*Stored records*:
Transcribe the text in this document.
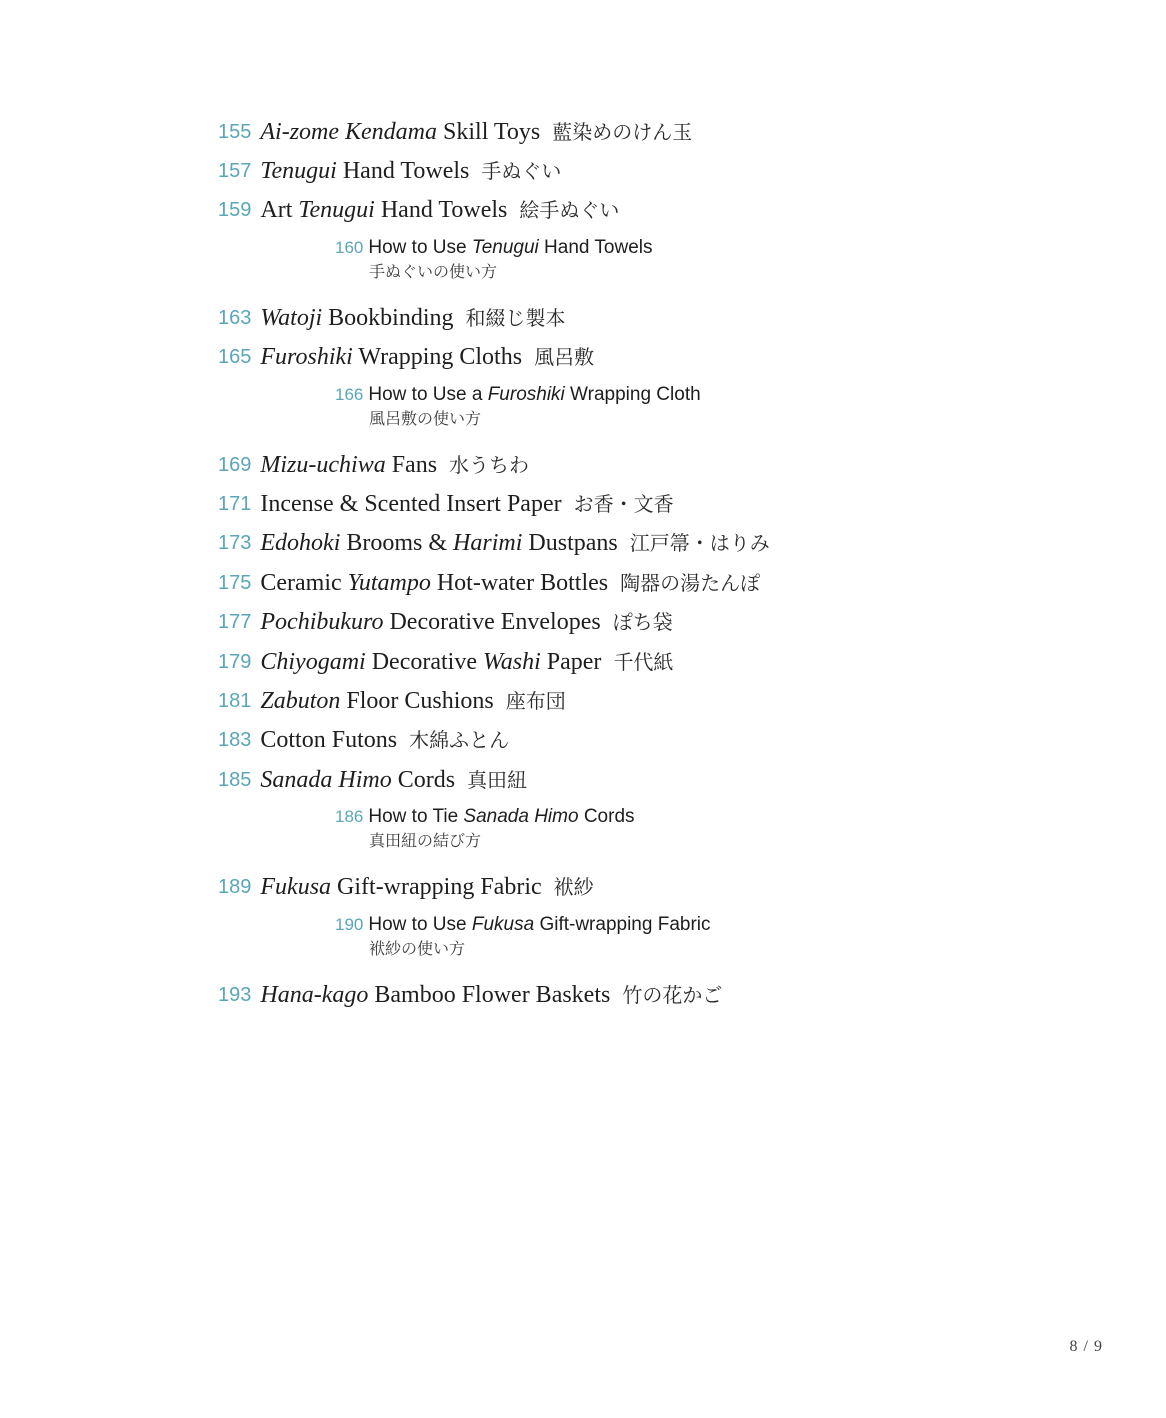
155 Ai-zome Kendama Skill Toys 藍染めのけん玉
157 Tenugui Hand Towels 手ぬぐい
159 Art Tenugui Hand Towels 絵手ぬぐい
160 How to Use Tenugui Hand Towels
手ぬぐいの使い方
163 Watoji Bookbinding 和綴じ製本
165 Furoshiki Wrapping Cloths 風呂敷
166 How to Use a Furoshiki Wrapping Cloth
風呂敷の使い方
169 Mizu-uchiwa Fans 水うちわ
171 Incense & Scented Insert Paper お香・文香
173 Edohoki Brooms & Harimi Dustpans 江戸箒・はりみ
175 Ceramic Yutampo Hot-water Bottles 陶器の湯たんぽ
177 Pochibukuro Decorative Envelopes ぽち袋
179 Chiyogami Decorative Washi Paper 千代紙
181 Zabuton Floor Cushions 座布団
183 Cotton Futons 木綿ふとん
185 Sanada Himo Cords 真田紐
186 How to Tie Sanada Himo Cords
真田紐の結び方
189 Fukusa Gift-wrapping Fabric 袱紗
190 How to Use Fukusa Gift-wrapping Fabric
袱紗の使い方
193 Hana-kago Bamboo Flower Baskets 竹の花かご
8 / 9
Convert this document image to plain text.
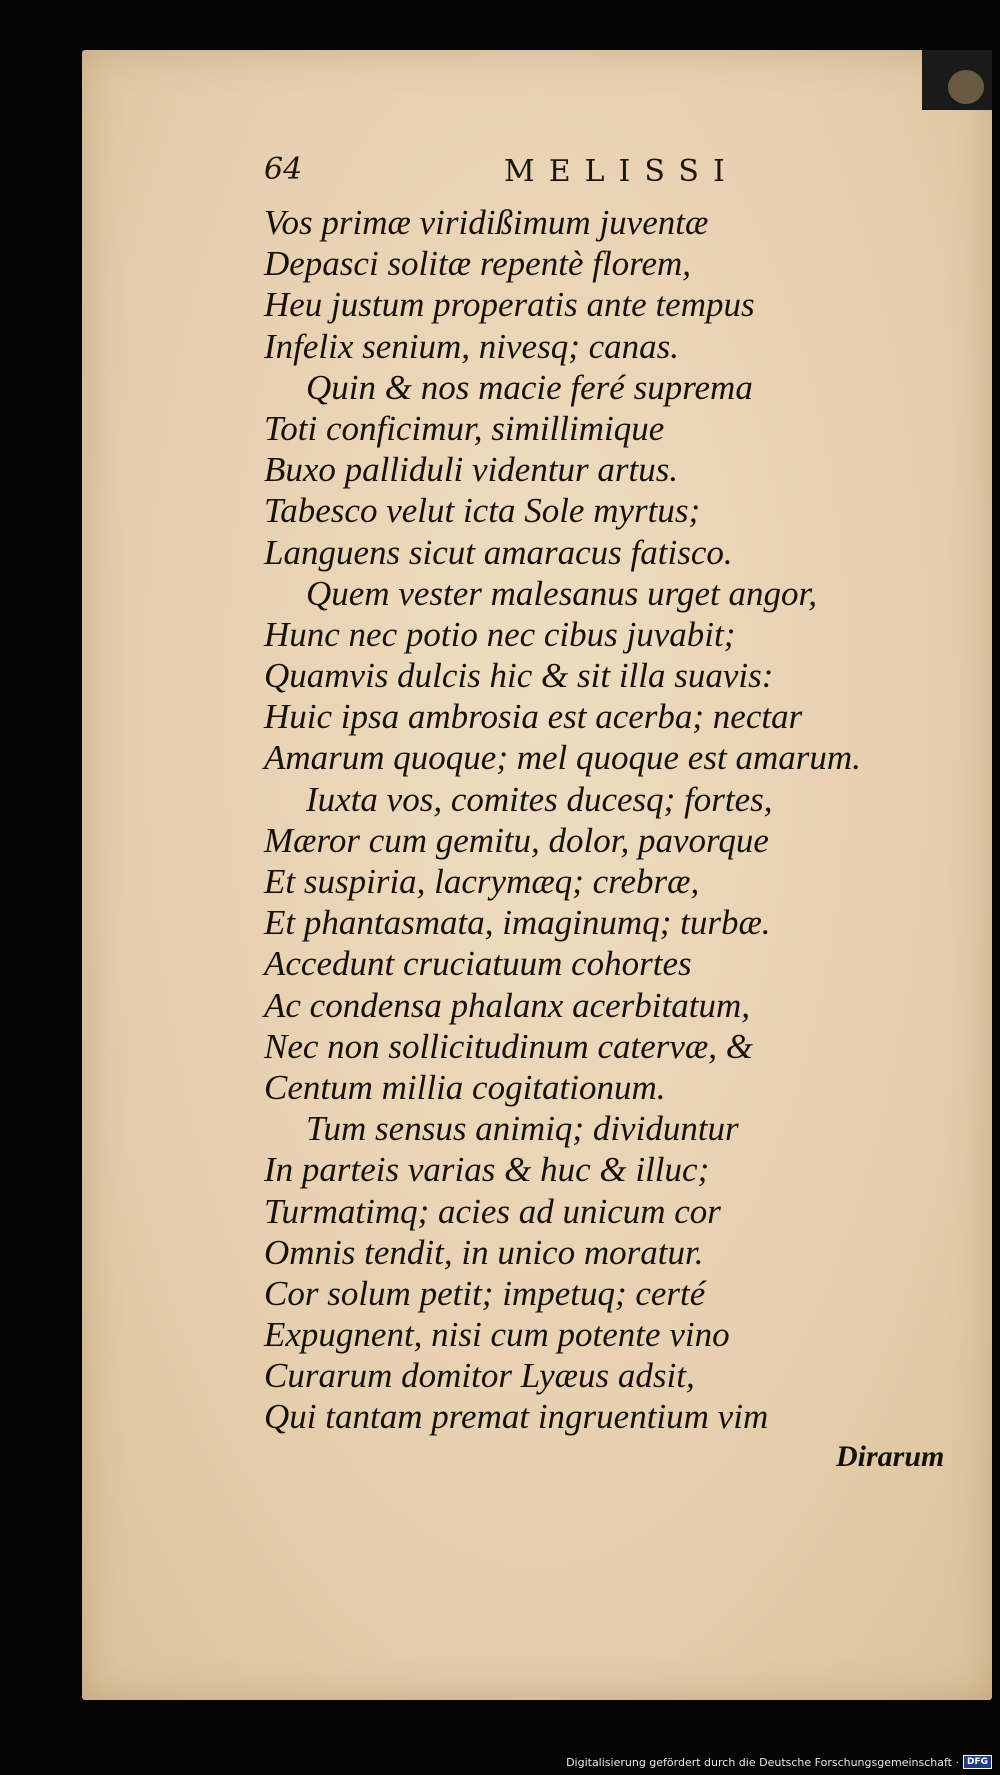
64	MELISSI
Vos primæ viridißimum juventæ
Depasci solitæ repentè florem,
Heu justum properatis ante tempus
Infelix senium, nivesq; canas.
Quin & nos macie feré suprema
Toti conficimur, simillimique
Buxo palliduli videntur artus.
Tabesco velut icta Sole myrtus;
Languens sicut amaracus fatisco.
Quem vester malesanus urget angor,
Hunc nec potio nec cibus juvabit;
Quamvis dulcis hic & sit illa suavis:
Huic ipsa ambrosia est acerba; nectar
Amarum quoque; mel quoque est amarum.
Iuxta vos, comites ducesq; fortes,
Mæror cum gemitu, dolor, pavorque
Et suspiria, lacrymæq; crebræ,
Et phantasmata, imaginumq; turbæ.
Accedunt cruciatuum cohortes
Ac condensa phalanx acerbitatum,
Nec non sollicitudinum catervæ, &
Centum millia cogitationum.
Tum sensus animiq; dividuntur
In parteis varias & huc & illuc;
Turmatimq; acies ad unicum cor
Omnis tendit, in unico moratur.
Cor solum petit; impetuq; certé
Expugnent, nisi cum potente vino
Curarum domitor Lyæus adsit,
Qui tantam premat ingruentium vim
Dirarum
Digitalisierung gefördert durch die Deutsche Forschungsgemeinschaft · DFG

*The exercise*: Return the listing above in full and without alteration, excluding its pictures.

*Solution*:
Transcribe the text in this document.
155 Ai-zome Kendama Skill Toys 藍染めのけん玉
157 Tenugui Hand Towels 手ぬぐい
159 Art Tenugui Hand Towels 絵手ぬぐい
160 How to Use Tenugui Hand Towels
手ぬぐいの使い方
163 Watoji Bookbinding 和綴じ製本
165 Furoshiki Wrapping Cloths 風呂敷
166 How to Use a Furoshiki Wrapping Cloth
風呂敷の使い方
169 Mizu-uchiwa Fans 水うちわ
171 Incense & Scented Insert Paper お香・文香
173 Edohoki Brooms & Harimi Dustpans 江戸箒・はりみ
175 Ceramic Yutampo Hot-water Bottles 陶器の湯たんぽ
177 Pochibukuro Decorative Envelopes ぽち袋
179 Chiyogami Decorative Washi Paper 千代紙
181 Zabuton Floor Cushions 座布団
183 Cotton Futons 木綿ふとん
185 Sanada Himo Cords 真田紐
186 How to Tie Sanada Himo Cords
真田紐の結び方
189 Fukusa Gift-wrapping Fabric 袱紗
190 How to Use Fukusa Gift-wrapping Fabric
袱紗の使い方
193 Hana-kago Bamboo Flower Baskets 竹の花かご
8 / 9
Convert this document image to plain text.
64	MELISSI
Vos primæ viridißimum juventæ
Depasci solitæ repentè florem,
Heu justum properatis ante tempus
Infelix senium, nivesq; canas.
Quin & nos macie feré suprema
Toti conficimur, simillimique
Buxo palliduli videntur artus.
Tabesco velut icta Sole myrtus;
Languens sicut amaracus fatisco.
Quem vester malesanus urget angor,
Hunc nec potio nec cibus juvabit;
Quamvis dulcis hic & sit illa suavis:
Huic ipsa ambrosia est acerba; nectar
Amarum quoque; mel quoque est amarum.
Iuxta vos, comites ducesq; fortes,
Mæror cum gemitu, dolor, pavorque
Et suspiria, lacrymæq; crebræ,
Et phantasmata, imaginumq; turbæ.
Accedunt cruciatuum cohortes
Ac condensa phalanx acerbitatum,
Nec non sollicitudinum catervæ, &
Centum millia cogitationum.
Tum sensus animiq; dividuntur
In parteis varias & huc & illuc;
Turmatimq; acies ad unicum cor
Omnis tendit, in unico moratur.
Cor solum petit; impetuq; certé
Expugnent, nisi cum potente vino
Curarum domitor Lyæus adsit,
Qui tantam premat ingruentium vim
Dirarum
Digitalisierung gefördert durch die Deutsche Forschungsgemeinschaft · DFG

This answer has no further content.